━━ Provided information ━━

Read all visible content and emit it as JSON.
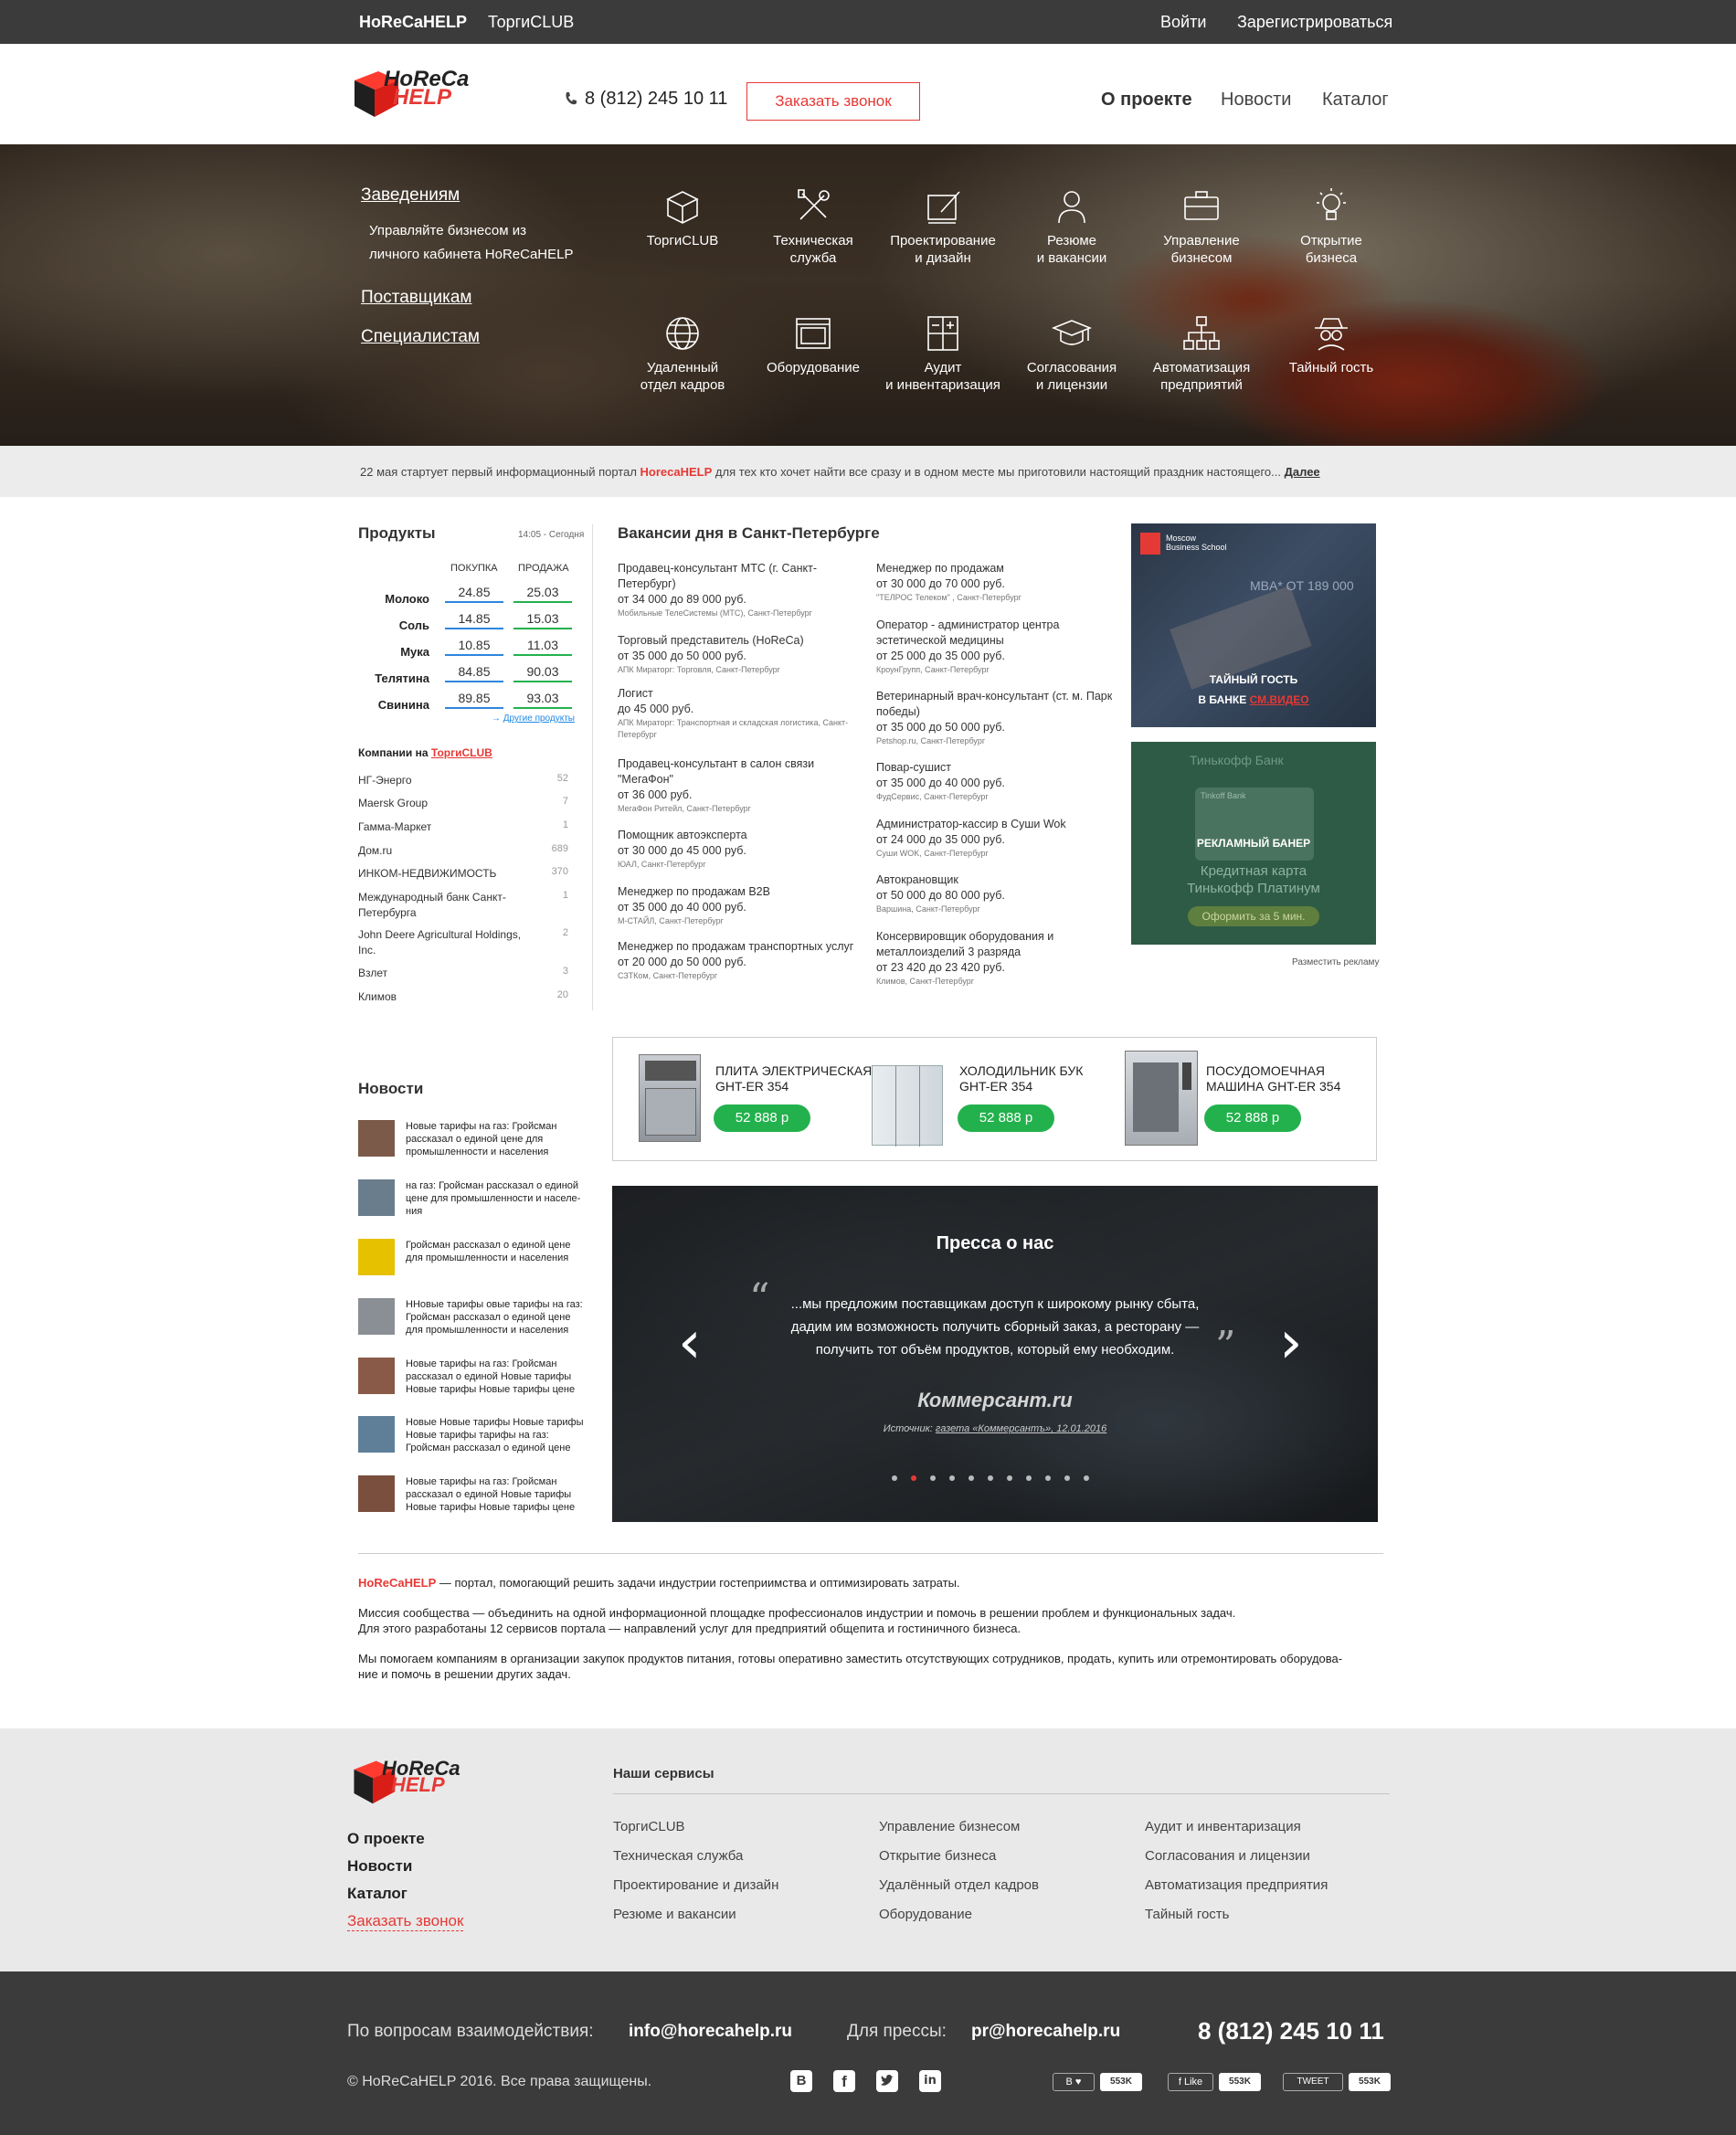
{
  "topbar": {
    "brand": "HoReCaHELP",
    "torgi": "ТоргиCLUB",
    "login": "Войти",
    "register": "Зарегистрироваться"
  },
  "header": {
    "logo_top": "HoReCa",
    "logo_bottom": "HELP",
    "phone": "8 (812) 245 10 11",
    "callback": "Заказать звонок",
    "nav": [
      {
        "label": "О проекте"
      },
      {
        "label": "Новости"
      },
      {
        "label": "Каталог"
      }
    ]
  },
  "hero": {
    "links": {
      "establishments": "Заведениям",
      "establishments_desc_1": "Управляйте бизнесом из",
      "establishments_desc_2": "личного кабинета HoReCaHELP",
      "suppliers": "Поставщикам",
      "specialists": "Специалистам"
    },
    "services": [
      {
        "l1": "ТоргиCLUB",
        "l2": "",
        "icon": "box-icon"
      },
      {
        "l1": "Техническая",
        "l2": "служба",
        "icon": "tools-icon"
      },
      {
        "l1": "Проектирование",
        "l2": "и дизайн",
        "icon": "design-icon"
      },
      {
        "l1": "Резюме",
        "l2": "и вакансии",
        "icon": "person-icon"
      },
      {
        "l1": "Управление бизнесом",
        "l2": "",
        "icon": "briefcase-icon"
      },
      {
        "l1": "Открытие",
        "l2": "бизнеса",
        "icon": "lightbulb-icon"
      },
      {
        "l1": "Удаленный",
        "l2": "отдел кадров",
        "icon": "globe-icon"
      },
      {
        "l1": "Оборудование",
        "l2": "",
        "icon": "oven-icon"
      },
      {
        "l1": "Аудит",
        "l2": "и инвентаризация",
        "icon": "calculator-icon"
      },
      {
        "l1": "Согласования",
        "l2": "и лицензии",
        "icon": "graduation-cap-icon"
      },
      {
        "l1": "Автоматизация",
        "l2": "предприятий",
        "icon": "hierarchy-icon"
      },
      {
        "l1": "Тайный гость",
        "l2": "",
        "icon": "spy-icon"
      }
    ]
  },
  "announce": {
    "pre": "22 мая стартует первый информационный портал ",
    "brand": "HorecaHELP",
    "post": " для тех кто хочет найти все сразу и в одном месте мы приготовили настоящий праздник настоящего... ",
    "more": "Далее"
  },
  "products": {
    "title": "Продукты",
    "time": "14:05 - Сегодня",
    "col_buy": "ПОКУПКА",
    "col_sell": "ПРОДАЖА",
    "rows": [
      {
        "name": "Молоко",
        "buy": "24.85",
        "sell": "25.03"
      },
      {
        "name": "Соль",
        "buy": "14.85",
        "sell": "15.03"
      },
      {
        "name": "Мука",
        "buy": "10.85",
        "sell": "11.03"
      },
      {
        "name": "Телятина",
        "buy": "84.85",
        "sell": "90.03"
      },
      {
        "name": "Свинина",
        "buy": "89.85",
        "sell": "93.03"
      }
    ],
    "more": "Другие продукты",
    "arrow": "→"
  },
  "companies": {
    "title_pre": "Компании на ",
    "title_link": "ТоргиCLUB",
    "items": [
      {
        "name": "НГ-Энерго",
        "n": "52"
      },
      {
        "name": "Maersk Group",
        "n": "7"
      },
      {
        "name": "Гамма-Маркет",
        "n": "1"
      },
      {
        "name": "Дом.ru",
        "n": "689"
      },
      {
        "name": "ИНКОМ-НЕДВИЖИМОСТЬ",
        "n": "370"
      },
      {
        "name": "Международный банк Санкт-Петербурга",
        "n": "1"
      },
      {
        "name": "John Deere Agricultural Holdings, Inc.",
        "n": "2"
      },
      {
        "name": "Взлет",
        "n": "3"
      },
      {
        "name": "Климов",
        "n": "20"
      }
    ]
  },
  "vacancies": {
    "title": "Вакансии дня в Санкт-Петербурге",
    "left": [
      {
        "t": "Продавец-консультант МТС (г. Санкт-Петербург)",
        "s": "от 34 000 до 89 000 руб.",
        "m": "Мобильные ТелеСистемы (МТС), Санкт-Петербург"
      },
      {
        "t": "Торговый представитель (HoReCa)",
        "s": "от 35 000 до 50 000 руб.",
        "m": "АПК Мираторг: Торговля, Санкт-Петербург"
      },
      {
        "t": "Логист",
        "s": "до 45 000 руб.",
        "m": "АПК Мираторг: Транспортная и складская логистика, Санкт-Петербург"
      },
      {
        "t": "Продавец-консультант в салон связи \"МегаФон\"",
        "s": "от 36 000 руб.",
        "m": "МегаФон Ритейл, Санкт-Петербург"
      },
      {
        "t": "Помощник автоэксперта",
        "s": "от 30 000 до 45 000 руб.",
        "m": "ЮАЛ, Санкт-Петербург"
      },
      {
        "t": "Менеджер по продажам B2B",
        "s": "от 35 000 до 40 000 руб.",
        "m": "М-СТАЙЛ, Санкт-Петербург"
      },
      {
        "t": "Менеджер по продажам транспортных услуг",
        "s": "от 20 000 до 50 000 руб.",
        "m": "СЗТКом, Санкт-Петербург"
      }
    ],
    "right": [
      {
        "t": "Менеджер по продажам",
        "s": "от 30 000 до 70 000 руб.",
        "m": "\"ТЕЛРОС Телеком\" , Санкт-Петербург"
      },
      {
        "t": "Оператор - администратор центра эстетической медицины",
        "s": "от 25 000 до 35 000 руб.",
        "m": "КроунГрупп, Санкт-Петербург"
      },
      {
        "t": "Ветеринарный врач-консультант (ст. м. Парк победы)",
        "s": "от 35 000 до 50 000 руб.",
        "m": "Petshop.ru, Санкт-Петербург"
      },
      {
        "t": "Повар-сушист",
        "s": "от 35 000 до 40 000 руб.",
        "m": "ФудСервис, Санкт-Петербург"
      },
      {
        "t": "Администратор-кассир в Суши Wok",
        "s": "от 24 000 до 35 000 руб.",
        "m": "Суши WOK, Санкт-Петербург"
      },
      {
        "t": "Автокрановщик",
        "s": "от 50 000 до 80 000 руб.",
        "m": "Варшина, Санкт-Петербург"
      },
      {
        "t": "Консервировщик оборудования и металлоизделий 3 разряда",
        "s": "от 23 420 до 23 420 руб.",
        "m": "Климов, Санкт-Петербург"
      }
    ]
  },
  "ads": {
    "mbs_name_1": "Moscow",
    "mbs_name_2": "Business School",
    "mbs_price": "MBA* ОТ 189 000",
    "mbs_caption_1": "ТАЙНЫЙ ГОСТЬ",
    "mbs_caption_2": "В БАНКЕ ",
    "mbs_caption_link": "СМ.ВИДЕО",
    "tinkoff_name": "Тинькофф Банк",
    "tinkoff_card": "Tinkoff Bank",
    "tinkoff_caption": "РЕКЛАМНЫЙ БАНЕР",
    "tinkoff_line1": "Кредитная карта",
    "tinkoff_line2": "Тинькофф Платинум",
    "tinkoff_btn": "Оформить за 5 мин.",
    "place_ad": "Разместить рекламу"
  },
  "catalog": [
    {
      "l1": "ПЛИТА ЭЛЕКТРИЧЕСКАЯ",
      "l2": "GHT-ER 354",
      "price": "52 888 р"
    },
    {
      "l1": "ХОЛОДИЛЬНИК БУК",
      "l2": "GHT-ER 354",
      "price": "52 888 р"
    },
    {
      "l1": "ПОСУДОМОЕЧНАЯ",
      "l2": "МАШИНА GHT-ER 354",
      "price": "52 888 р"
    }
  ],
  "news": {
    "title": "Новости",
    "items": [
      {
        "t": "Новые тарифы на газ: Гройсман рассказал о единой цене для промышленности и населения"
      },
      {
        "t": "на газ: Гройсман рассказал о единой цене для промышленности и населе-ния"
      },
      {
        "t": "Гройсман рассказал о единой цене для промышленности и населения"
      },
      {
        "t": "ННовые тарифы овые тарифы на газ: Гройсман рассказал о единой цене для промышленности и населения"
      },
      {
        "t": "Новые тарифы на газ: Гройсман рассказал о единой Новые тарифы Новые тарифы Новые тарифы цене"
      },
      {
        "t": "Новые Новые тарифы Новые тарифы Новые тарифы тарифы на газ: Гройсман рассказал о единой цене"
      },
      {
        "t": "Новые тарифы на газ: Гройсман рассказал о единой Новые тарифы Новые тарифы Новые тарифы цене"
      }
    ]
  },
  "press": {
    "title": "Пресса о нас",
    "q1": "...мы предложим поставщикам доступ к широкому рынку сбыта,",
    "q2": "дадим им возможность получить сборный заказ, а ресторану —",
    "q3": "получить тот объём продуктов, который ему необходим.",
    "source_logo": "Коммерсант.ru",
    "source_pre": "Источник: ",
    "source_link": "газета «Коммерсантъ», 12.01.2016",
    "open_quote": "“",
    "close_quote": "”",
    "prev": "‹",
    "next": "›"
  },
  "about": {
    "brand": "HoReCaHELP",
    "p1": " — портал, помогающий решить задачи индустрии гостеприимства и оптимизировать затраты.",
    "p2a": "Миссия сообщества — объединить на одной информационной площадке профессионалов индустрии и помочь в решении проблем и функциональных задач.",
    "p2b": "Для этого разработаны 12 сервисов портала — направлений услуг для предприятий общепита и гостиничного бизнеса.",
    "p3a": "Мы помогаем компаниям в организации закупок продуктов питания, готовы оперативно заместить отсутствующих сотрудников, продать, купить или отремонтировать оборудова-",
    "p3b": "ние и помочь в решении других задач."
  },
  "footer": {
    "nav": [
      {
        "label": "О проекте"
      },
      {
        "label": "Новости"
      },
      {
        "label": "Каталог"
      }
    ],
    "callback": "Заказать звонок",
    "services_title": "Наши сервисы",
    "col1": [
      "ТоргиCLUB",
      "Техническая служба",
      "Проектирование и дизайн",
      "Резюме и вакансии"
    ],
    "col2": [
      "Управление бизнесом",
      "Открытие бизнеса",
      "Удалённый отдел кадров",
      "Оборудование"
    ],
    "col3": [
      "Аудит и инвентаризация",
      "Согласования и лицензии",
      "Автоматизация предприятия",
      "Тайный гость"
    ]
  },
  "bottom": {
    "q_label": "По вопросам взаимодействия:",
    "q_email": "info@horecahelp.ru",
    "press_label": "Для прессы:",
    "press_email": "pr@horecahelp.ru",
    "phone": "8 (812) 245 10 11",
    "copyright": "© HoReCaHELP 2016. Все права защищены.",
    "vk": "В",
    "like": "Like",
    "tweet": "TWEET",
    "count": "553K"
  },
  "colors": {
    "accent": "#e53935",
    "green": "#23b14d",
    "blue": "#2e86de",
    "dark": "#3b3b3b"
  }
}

━━━

_Problem_
Find the word "Проектирование" in the material, then list each line that holds it.

_Response_
        "l1": "Проектирование",
      "Проектирование и дизайн",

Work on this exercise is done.